If the system is rebooted, the keys are removed from the keyring. In such a case, you can import the already exported kmk and evm-key keys.

Procedure

  1. Add the user kmk key (already exported to the /etc/keys/kmk file in step 7).

    # keyctl add user kmk "$(cat /etc/keys/kmk)" @u
    451342217
    
    # keyctl show
    Session Keyring
      695566911 --alswrv      0     0  keyring: ses 58982213 --alswrv 0 65534 \ keyring: uid.0 451342217 --alswrv 0 0 \ user: kmk
  2. Import the user evm-key key (already exported to the /etc/keys/evm-key file in step 8).

    # keyctl add encrypted evm-key "load $(cat /etc/keys/evm-key)" @u
    924537557
    
    # keyctl show
    Session Keyring
      695566911 --alswrv      0     0  keyring: ses 58982213 --alswrv 0 65534 \ keyring: uid.0 451342217 --alswrv 0 0 \ user: kmk
      924537557 --alswrv      0     0       \_ encrypted: evm-key

30.8. Collecting file hashes with integrity measurement architecture

The first level of operation of integrity measurement architecture (IMA) is the measurement phase that allows to create file hashes and store them as extended attributes (xattrs) of those files. The following section describes how to create and inspect the files' hashes.

Prerequisites

  • Enable integrity measurement architecture (IMA) and extended verification module (EVM) as described in Enabling integrity measurement architecture and extended verification module.
  • Verify that the ima-evm-utils, attr, and keyutils packages are already installed:

    # yum install ima-evm-utils attr keyutils
    Updating Subscription Management repositories.
    This system is registered to Red Hat Subscription Management, but is not receiving updates. You can use subscription-manager to assign subscriptions.
    Last metadata expiration check: 0:58:22 ago on Fri 14 Feb 2020 09:58:23 AM CET.
    Package ima-evm-utils-1.1-5.el8.x86_64 is already installed.
    Package attr-2.4.48-3.el8.x86_64 is already installed.
    Package keyutils-1.5.10-7.el8.x86_64 is already installed.
    Dependencies resolved.
    Nothing to do.
    Complete!

Procedure

  1. Create a test file:

    # echo <Test_text> > test_file

    IMA and EVM ensure that the test_file example file has assigned hash values that are stored as its extended attributes.

  2. Inspect extended attributes of the file:

    # getfattr -m . -d test_file
    # file: test_file
    security.evm=0sAnDIy4VPA0HArpPO/EqiutnNyBql
    security.ima=0sAQOEDeuUnWzwwKYk+n66h/vby3eD
    security.selinux="unconfined_u:object_r:admin_home_t:s0"

Element box records
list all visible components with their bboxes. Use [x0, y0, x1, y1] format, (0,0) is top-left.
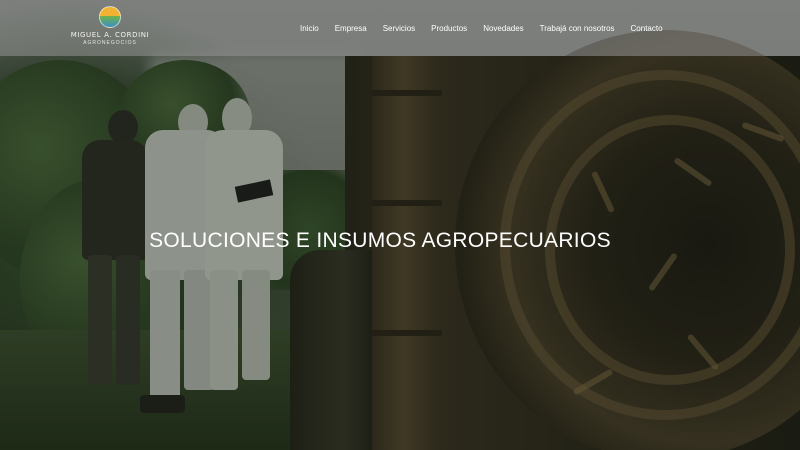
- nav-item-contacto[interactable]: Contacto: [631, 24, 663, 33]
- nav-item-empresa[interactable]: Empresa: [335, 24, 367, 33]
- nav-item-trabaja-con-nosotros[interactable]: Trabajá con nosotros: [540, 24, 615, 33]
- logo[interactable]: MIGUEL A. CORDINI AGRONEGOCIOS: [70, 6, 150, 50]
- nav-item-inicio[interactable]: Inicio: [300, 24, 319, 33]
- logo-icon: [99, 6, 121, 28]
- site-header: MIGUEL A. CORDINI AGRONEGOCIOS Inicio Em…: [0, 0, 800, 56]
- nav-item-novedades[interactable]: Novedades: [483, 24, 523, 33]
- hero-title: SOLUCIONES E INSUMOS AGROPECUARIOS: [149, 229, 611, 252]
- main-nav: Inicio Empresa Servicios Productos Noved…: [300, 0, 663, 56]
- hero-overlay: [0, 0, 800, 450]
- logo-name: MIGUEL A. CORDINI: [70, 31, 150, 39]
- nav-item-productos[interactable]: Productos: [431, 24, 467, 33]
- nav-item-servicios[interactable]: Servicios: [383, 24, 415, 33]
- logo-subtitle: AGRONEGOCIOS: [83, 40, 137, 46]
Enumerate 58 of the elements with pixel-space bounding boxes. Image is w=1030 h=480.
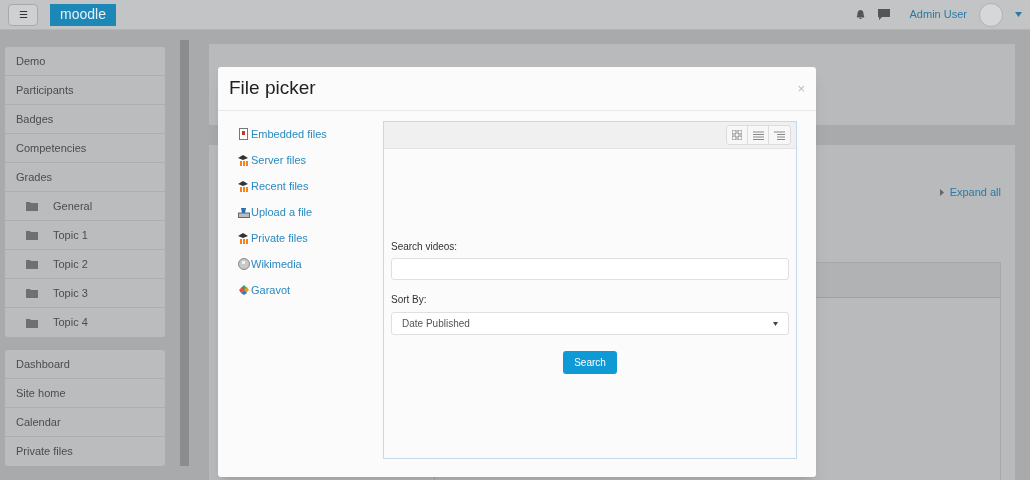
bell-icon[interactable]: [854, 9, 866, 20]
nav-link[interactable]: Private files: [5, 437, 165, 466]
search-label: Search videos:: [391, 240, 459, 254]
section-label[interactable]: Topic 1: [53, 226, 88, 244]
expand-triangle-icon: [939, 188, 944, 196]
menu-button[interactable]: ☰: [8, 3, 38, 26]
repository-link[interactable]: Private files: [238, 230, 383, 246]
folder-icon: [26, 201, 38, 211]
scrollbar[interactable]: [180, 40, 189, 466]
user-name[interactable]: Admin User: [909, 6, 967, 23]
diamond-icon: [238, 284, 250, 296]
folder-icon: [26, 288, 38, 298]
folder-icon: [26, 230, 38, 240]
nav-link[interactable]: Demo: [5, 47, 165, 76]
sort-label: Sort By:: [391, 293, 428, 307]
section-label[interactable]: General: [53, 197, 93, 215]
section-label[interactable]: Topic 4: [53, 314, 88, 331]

» Tasks for this exercise
1 - Find every line in the entries that contains the string "item", treating case as significant, and copy those lines.
2 - Please proceed with the passage on integrity measurement architecture, continuing it from its final line.

» Task-by-task answers
1 -
- nav-item-contacto[interactable]: Contacto: [631, 24, 663, 33]
- nav-item-empresa[interactable]: Empresa: [335, 24, 367, 33]
- nav-item-trabaja-con-nosotros[interactable]: Trabajá con nosotros: [540, 24, 615, 33]
- nav-item-inicio[interactable]: Inicio: [300, 24, 319, 33]
- nav-item-novedades[interactable]: Novedades: [483, 24, 523, 33]
- nav-item-productos[interactable]: Productos: [431, 24, 467, 33]
- nav-item-servicios[interactable]: Servicios: [383, 24, 415, 33]

2 -
    The example output shows extended attributes related to SELinux and the IMA and EVM hash values. EVM adds a security.evm extended attribute related to the other attributes. You can use the evmctl utility on security.evm to generate either an RSA based digital signature or a Hash-based Message Authentication Code (HMAC-SHA1). To successfully conduct the previous operation you need a valid trusted or encrypted key, which is stored in the kernel keyring. This configuration prevents offline tampering attacks on the extended attributes.

Chapter 31. Using Ansible roles to permanently configure kernel parameters

As an experienced user with good knowledge of Red Hat Ansible, you can use the kernel_settings role to configure kernel parameters on multiple clients at once. This solution:

  • Provides a friendly interface with efficient input setting.
  • Keeps all intended kernel parameters in one place.

After you run the kernel_settings role from the control machine, the kernel parameters are applied to the managed systems immediately and persist across reboots.

Important

Note that RHEL System Role delivered over RHEL channels are available to RHEL customers as an RPM package in the default AppStream repository. RHEL System Role are also available as a collection to customers with Ansible subscriptions over Ansible Automation Hub.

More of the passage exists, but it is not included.